# What to do
Without omitting anything, retype the data that follows.

# Extracted records
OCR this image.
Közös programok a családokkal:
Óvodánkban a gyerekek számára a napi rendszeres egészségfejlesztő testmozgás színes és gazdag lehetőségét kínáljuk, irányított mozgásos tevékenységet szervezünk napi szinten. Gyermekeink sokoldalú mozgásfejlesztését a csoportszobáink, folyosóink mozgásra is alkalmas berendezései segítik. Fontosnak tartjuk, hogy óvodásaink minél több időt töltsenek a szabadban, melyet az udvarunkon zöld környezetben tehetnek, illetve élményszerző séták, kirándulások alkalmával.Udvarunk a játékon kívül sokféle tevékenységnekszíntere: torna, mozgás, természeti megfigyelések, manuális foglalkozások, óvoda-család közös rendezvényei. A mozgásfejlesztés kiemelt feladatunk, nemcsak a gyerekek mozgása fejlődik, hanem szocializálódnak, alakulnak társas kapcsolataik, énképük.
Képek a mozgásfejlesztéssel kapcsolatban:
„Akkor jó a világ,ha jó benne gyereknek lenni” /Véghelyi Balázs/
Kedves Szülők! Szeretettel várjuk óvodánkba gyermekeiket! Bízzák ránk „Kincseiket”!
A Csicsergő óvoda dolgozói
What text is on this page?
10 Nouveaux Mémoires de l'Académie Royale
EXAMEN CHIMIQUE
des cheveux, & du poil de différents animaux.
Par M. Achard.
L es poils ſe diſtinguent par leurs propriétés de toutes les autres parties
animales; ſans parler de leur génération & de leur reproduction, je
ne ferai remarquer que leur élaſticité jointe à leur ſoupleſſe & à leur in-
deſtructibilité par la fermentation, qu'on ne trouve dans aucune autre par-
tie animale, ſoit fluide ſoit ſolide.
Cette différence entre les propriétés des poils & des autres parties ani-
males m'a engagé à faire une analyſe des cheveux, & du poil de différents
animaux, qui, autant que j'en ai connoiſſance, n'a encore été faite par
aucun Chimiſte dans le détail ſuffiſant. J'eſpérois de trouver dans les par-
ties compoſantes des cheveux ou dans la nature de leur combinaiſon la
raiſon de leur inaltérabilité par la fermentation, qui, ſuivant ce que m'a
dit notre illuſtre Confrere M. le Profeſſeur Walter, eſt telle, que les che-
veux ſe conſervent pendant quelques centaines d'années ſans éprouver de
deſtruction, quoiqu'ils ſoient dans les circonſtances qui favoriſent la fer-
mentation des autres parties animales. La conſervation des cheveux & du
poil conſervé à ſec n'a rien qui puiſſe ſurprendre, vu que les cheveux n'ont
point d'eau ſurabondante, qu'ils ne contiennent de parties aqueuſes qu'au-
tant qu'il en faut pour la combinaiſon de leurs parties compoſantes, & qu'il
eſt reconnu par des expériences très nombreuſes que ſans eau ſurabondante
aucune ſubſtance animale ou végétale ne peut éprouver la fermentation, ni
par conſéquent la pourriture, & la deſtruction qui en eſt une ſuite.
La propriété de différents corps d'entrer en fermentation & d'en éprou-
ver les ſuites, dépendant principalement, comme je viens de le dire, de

# Answer to this task
OCR this image.
Közös programok a családokkal:
Óvodánkban a gyerekek számára a napi rendszeres egészségfejlesztő testmozgás színes és gazdag lehetőségét kínáljuk, irányított mozgásos tevékenységet szervezünk napi szinten. Gyermekeink sokoldalú mozgásfejlesztését a csoportszobáink, folyosóink mozgásra is alkalmas berendezései segítik. Fontosnak tartjuk, hogy óvodásaink minél több időt töltsenek a szabadban, melyet az udvarunkon zöld környezetben tehetnek, illetve élményszerző séták, kirándulások alkalmával.Udvarunk a játékon kívül sokféle tevékenységnekszíntere: torna, mozgás, természeti megfigyelések, manuális foglalkozások, óvoda-család közös rendezvényei. A mozgásfejlesztés kiemelt feladatunk, nemcsak a gyerekek mozgása fejlődik, hanem szocializálódnak, alakulnak társas kapcsolataik, énképük.
Képek a mozgásfejlesztéssel kapcsolatban:
„Akkor jó a világ,ha jó benne gyereknek lenni” /Véghelyi Balázs/
Kedves Szülők! Szeretettel várjuk óvodánkba gyermekeiket! Bízzák ránk „Kincseiket”!
A Csicsergő óvoda dolgozói
What text is on this page?
10 Nouveaux Mémoires de l'Académie Royale
EXAMEN CHIMIQUE
des cheveux, & du poil de différents animaux.
Par M. Achard.
L es poils ſe diſtinguent par leurs propriétés de toutes les autres parties
animales; ſans parler de leur génération & de leur reproduction, je
ne ferai remarquer que leur élaſticité jointe à leur ſoupleſſe & à leur in-
deſtructibilité par la fermentation, qu'on ne trouve dans aucune autre par-
tie animale, ſoit fluide ſoit ſolide.
Cette différence entre les propriétés des poils & des autres parties ani-
males m'a engagé à faire une analyſe des cheveux, & du poil de différents
animaux, qui, autant que j'en ai connoiſſance, n'a encore été faite par
aucun Chimiſte dans le détail ſuffiſant. J'eſpérois de trouver dans les par-
ties compoſantes des cheveux ou dans la nature de leur combinaiſon la
raiſon de leur inaltérabilité par la fermentation, qui, ſuivant ce que m'a
dit notre illuſtre Confrere M. le Profeſſeur Walter, eſt telle, que les che-
veux ſe conſervent pendant quelques centaines d'années ſans éprouver de
deſtruction, quoiqu'ils ſoient dans les circonſtances qui favoriſent la fer-
mentation des autres parties animales. La conſervation des cheveux & du
poil conſervé à ſec n'a rien qui puiſſe ſurprendre, vu que les cheveux n'ont
point d'eau ſurabondante, qu'ils ne contiennent de parties aqueuſes qu'au-
tant qu'il en faut pour la combinaiſon de leurs parties compoſantes, & qu'il
eſt reconnu par des expériences très nombreuſes que ſans eau ſurabondante
aucune ſubſtance animale ou végétale ne peut éprouver la fermentation, ni
par conſéquent la pourriture, & la deſtruction qui en eſt une ſuite.
La propriété de différents corps d'entrer en fermentation & d'en éprou-
ver les ſuites, dépendant principalement, comme je viens de le dire, de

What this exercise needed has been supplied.